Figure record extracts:
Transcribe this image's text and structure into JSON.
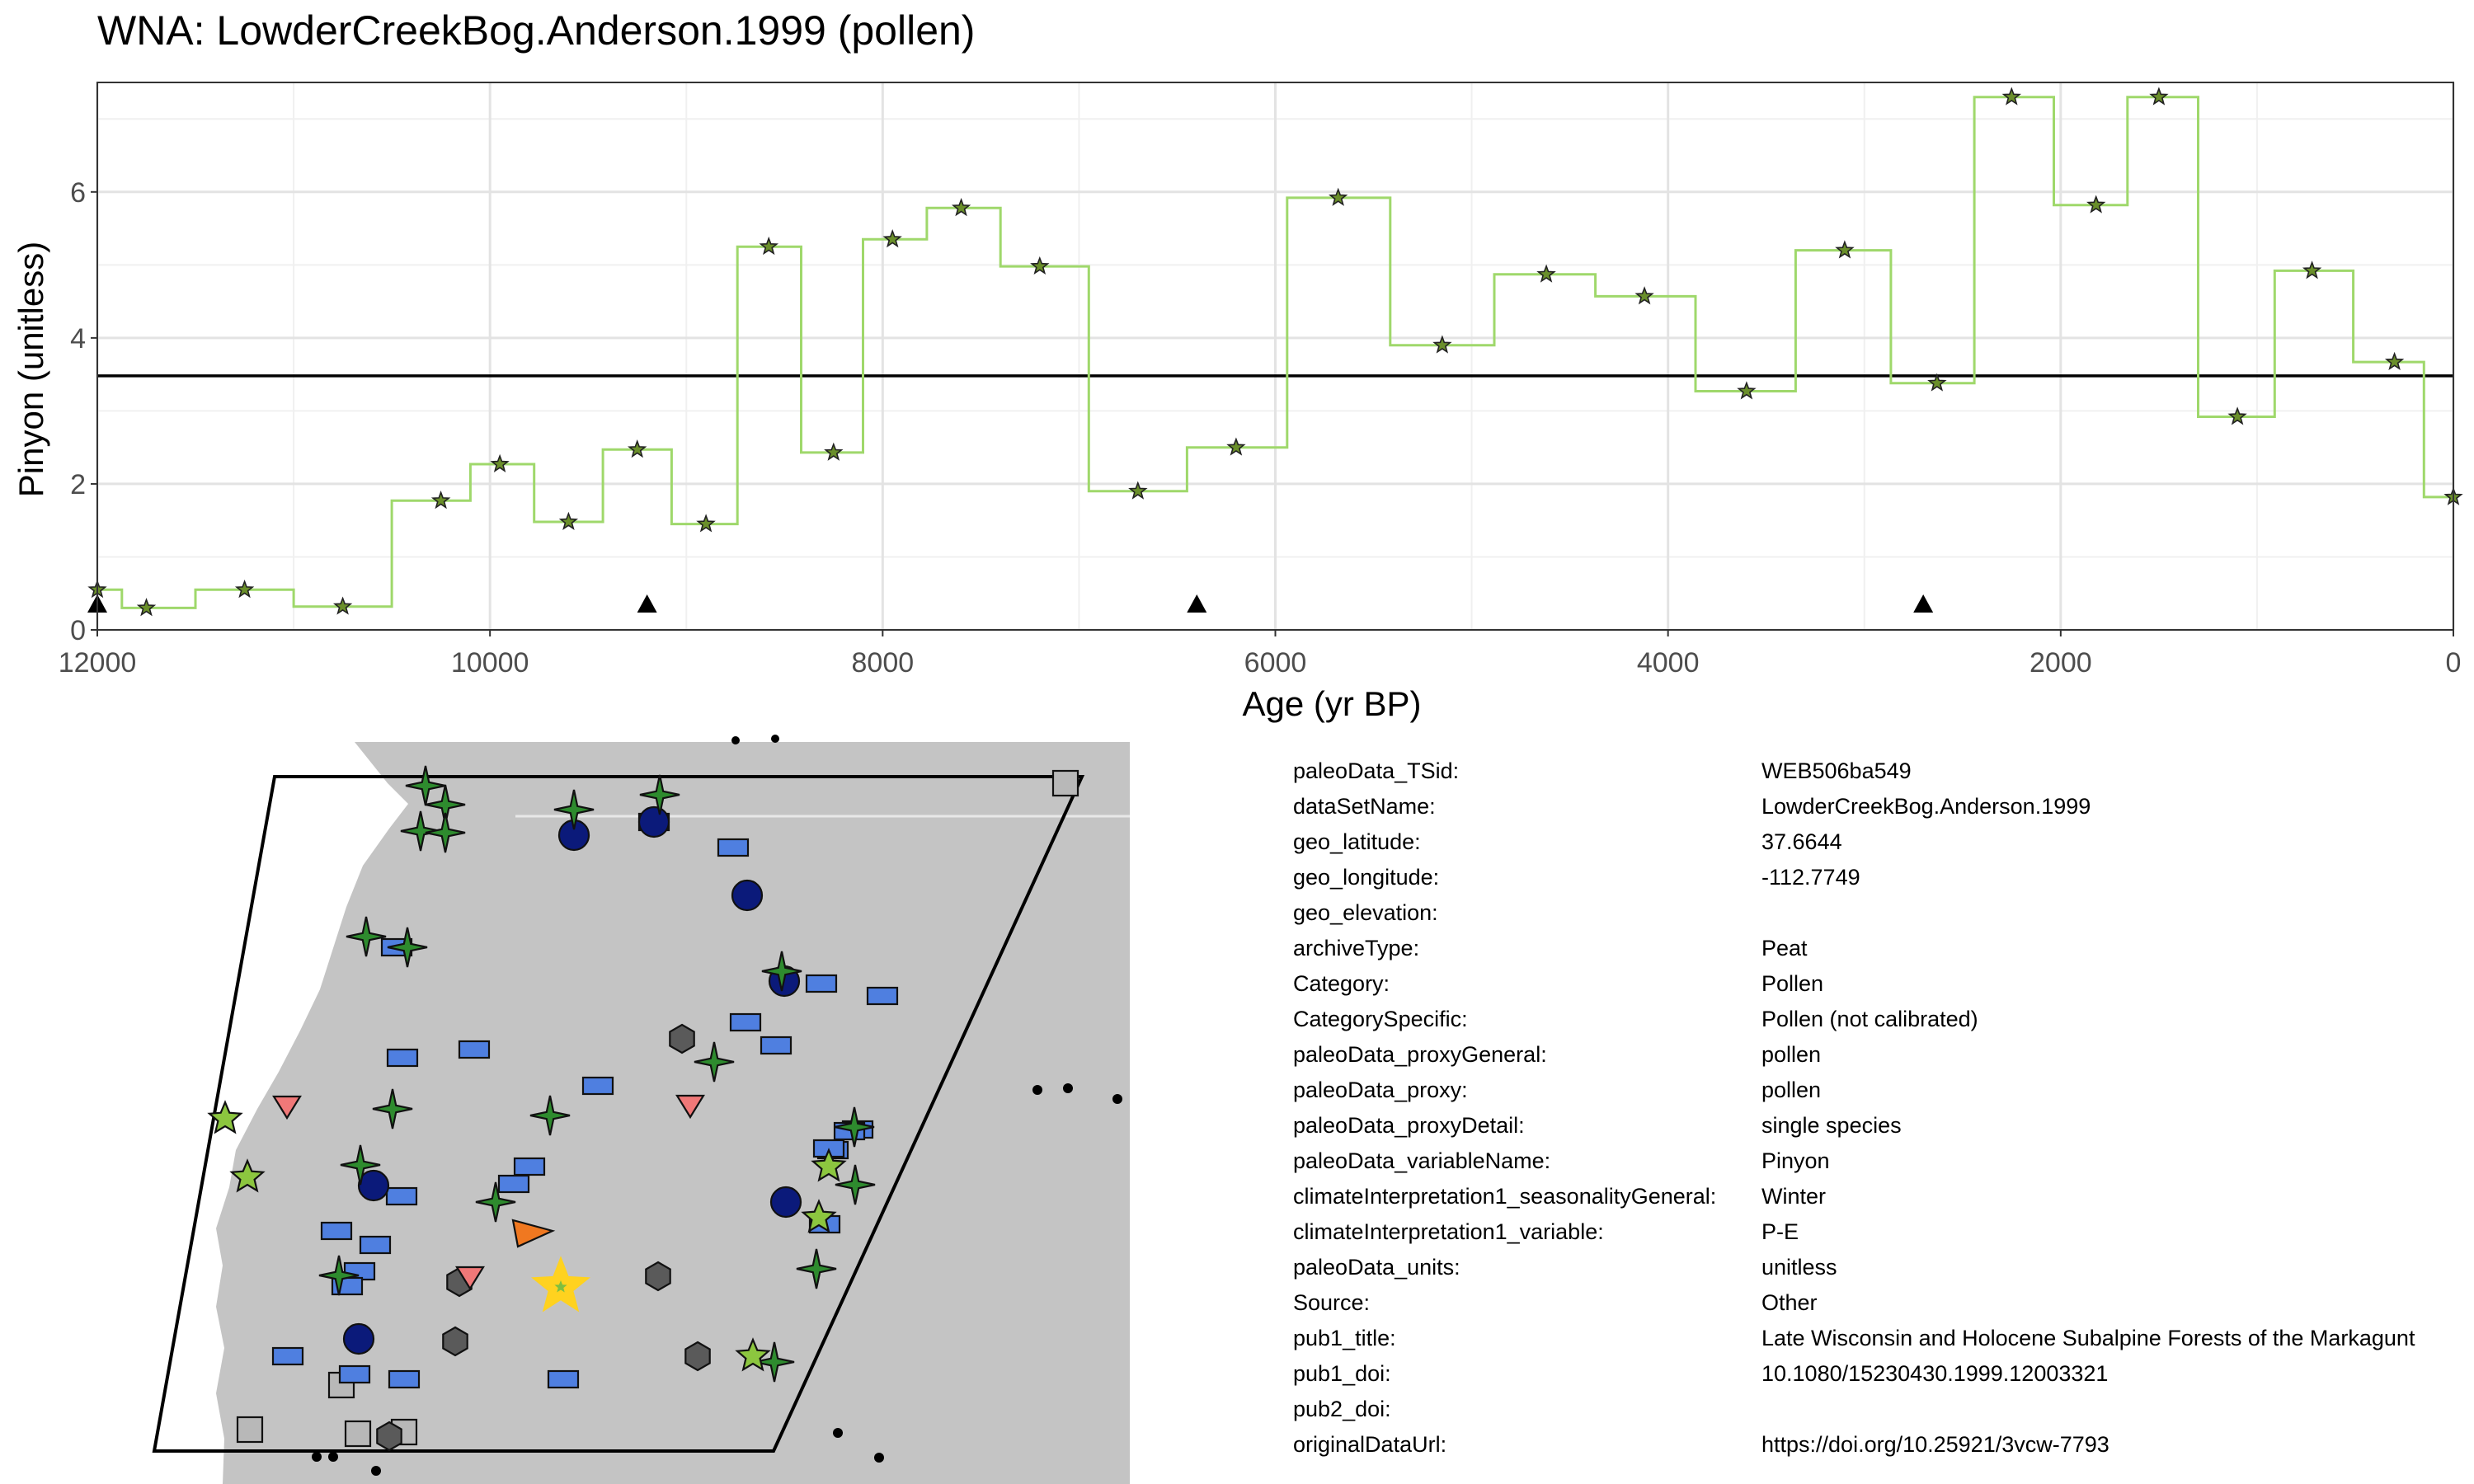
{
  "title": "WNA: LowderCreekBog.Anderson.1999 (pollen)",
  "chart_data": {
    "type": "line",
    "step": true,
    "xlabel": "Age (yr BP)",
    "ylabel": "Pinyon (unitless)",
    "xlim": [
      12000,
      0
    ],
    "x_reversed": true,
    "ylim": [
      0,
      7.5
    ],
    "x_ticks": [
      12000,
      10000,
      8000,
      6000,
      4000,
      2000,
      0
    ],
    "y_ticks": [
      0,
      2,
      4,
      6
    ],
    "grid": true,
    "line_color": "#9fd86b",
    "hline": 3.48,
    "series": [
      {
        "x": [
          12000,
          11750,
          11250,
          10750,
          10250,
          9950,
          9600,
          9250,
          8900,
          8580,
          8250,
          7950,
          7600,
          7200,
          6700,
          6200,
          5680,
          5150,
          4620,
          4120,
          3600,
          3100,
          2630,
          2250,
          1820,
          1500,
          1100,
          720,
          300,
          0
        ],
        "y": [
          0.55,
          0.3,
          0.55,
          0.32,
          1.77,
          2.27,
          1.48,
          2.47,
          1.45,
          5.25,
          2.43,
          5.35,
          5.78,
          4.98,
          1.9,
          2.5,
          5.92,
          3.9,
          4.87,
          4.57,
          3.27,
          5.2,
          3.38,
          7.3,
          5.82,
          7.3,
          2.92,
          4.92,
          3.67,
          1.82
        ]
      }
    ],
    "triangle_markers_x": [
      12000,
      9200,
      6400,
      2700
    ]
  },
  "metadata": [
    {
      "key": "paleoData_TSid:",
      "value": "WEB506ba549"
    },
    {
      "key": "dataSetName:",
      "value": "LowderCreekBog.Anderson.1999"
    },
    {
      "key": "geo_latitude:",
      "value": "37.6644"
    },
    {
      "key": "geo_longitude:",
      "value": "-112.7749"
    },
    {
      "key": "geo_elevation:",
      "value": ""
    },
    {
      "key": "archiveType:",
      "value": "Peat"
    },
    {
      "key": "Category:",
      "value": "Pollen"
    },
    {
      "key": "CategorySpecific:",
      "value": "Pollen (not calibrated)"
    },
    {
      "key": "paleoData_proxyGeneral:",
      "value": "pollen"
    },
    {
      "key": "paleoData_proxy:",
      "value": "pollen"
    },
    {
      "key": "paleoData_proxyDetail:",
      "value": "single species"
    },
    {
      "key": "paleoData_variableName:",
      "value": "Pinyon"
    },
    {
      "key": "climateInterpretation1_seasonalityGeneral:",
      "value": "Winter"
    },
    {
      "key": "climateInterpretation1_variable:",
      "value": "P-E"
    },
    {
      "key": "paleoData_units:",
      "value": "unitless"
    },
    {
      "key": "Source:",
      "value": "Other"
    },
    {
      "key": "pub1_title:",
      "value": "Late Wisconsin and Holocene Subalpine Forests of the Markagunt"
    },
    {
      "key": "pub1_doi:",
      "value": "10.1080/15230430.1999.12003321"
    },
    {
      "key": "pub2_doi:",
      "value": ""
    },
    {
      "key": "originalDataUrl:",
      "value": "https://doi.org/10.25921/3vcw-7793"
    }
  ],
  "map": {
    "land_color": "#c4c4c4",
    "border_color": "#000000",
    "site_marker": "star",
    "site_color": "#ffd21f",
    "legend_colors": {
      "green_star4": "#2e8b2e",
      "light_green_star5": "#8cc63f",
      "blue_rect": "#4f7fe0",
      "navy_circle": "#0b1a7a",
      "grey_hexagon": "#5a5a5a",
      "light_grey_square": "#b8b8b8",
      "pink_triangle": "#f07878",
      "orange_triangle": "#f07820"
    }
  }
}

## Request
Among the lines of the data, identify those with the word "unitless". Copy each of them.

## Result
    "ylabel": "Pinyon (unitless)",
      "value": "unitless"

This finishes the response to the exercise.